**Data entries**
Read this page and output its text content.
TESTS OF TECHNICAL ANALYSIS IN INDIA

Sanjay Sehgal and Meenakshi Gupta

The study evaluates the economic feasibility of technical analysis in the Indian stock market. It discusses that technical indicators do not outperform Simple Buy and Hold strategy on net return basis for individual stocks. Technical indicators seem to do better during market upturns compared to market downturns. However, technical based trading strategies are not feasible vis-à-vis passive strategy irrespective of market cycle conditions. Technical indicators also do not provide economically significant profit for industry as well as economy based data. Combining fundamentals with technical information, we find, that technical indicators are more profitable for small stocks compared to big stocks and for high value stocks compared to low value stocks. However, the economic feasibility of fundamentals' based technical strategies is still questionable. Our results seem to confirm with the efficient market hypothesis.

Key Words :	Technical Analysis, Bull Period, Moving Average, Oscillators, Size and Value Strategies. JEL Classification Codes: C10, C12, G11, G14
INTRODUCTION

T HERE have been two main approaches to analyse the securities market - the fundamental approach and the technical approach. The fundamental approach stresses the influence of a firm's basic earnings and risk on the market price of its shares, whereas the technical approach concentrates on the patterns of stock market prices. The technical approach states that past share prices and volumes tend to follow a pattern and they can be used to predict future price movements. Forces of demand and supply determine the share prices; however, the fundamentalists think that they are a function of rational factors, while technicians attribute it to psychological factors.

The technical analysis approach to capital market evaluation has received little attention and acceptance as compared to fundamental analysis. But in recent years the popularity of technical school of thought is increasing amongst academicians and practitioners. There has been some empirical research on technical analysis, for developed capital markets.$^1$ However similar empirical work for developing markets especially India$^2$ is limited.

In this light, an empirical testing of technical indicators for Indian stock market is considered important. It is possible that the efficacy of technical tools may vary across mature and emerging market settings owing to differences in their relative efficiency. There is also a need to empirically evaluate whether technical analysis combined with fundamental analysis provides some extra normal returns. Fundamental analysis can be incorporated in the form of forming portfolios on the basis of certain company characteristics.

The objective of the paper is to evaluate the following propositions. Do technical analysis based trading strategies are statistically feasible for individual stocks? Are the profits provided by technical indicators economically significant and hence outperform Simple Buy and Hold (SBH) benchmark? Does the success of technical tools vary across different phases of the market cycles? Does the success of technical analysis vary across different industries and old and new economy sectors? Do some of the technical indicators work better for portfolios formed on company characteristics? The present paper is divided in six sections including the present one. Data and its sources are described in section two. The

**What to produce**
Return each line with "this".

**Completed task**
Read this page and output its text content.
In this light, an empirical testing of technical indicators for Indian stock market is considered important. It is possible that the efficacy of technical tools may vary across mature and emerging market settings owing to differences in their relative efficiency. There is also a need to empirically evaluate whether technical analysis combined with fundamental analysis provides some extra normal returns. Fundamental analysis can be incorporated in the form of forming portfolios on the basis of certain company characteristics.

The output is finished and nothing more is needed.